Written task | Return a copy of every line in the records that includes the word "JSON".

Material for this exercise |
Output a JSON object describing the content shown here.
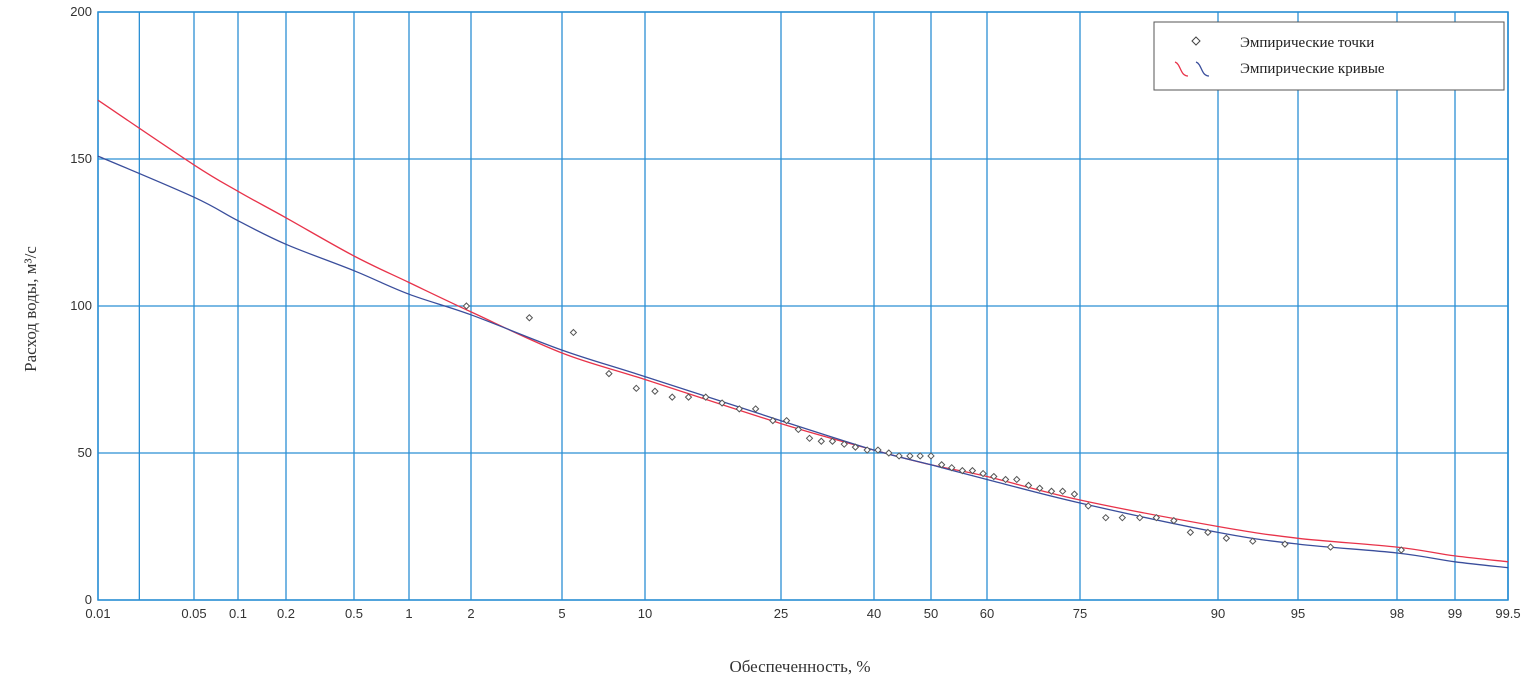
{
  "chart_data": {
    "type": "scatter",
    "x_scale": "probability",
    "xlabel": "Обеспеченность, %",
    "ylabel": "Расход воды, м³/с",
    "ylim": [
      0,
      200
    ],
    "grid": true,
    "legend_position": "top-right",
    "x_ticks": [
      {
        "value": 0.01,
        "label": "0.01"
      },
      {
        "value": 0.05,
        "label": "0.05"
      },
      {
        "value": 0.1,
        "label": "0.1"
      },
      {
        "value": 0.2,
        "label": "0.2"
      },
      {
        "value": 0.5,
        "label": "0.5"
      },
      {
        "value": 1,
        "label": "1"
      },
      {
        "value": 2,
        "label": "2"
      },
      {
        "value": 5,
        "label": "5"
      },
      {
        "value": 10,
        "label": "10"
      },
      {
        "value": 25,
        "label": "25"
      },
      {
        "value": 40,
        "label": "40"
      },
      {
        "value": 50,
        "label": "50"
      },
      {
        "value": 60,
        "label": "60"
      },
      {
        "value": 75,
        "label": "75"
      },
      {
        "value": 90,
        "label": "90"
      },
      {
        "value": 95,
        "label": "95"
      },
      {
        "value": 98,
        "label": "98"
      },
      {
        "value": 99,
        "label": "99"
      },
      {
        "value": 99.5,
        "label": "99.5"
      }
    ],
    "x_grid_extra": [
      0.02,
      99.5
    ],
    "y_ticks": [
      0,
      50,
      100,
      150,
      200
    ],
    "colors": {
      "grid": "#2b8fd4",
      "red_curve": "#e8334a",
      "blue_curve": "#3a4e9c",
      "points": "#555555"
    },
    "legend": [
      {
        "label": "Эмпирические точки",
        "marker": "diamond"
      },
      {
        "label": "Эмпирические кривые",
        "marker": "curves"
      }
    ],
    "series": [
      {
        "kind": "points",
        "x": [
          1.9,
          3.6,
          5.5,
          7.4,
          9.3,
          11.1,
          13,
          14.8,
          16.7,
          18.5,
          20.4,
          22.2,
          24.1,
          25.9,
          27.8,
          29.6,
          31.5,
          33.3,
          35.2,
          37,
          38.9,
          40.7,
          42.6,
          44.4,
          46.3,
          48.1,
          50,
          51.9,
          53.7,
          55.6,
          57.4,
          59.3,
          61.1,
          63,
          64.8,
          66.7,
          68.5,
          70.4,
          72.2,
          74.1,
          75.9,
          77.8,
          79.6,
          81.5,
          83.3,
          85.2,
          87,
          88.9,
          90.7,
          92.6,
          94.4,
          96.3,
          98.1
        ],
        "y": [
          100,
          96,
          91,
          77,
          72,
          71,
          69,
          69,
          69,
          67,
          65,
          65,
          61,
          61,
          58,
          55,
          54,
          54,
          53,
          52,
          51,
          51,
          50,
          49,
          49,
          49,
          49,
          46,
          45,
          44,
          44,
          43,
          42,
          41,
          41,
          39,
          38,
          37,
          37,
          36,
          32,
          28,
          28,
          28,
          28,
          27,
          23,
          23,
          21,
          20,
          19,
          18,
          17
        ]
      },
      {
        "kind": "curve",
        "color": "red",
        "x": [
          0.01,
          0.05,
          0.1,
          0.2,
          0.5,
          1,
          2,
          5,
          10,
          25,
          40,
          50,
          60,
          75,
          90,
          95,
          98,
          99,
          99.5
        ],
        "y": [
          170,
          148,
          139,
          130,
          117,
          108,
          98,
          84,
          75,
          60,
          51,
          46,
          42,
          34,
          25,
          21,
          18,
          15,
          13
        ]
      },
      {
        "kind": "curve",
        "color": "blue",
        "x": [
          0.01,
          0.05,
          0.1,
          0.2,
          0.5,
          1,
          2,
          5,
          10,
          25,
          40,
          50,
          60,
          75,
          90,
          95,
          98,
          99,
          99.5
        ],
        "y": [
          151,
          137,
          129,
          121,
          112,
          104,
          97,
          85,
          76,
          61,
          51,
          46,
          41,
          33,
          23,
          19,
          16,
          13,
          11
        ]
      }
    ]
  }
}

...

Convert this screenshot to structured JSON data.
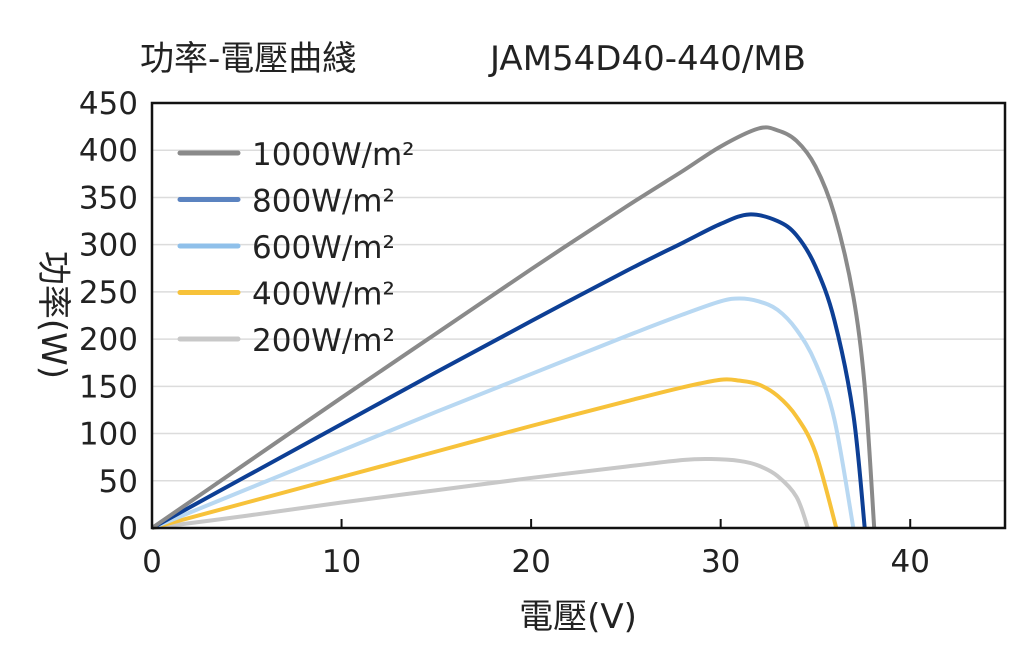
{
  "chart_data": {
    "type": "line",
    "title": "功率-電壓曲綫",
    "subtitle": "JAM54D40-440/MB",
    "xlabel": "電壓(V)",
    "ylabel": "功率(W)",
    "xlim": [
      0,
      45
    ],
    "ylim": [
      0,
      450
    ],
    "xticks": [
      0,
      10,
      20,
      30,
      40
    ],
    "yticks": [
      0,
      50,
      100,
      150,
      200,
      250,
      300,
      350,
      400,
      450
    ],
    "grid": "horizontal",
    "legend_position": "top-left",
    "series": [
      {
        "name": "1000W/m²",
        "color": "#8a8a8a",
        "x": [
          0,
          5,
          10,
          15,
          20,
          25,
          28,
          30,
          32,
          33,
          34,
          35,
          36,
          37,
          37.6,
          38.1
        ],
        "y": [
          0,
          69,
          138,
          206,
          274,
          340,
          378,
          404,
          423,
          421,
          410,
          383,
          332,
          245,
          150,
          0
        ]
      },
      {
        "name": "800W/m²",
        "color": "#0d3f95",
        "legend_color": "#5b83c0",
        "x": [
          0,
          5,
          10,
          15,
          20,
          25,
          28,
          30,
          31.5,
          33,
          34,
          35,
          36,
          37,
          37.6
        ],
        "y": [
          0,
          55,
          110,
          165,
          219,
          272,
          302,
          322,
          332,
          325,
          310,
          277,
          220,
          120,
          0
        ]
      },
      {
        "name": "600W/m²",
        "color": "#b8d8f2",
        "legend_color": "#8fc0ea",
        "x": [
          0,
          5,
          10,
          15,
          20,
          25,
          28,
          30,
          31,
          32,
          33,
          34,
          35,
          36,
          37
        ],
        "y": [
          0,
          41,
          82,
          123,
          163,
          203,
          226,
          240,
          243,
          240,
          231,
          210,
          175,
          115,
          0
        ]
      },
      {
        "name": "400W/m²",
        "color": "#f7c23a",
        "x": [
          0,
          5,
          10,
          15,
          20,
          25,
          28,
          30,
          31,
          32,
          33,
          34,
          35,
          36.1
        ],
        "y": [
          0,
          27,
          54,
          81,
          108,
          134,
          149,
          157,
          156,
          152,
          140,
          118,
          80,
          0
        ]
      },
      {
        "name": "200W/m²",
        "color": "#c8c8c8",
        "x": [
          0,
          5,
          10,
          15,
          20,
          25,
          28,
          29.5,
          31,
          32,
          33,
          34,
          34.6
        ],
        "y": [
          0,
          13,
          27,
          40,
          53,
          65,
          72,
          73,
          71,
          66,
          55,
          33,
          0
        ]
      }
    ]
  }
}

Right answer |
Output a JSON object describing the content shown here.
Convert this screenshot to structured JSON data.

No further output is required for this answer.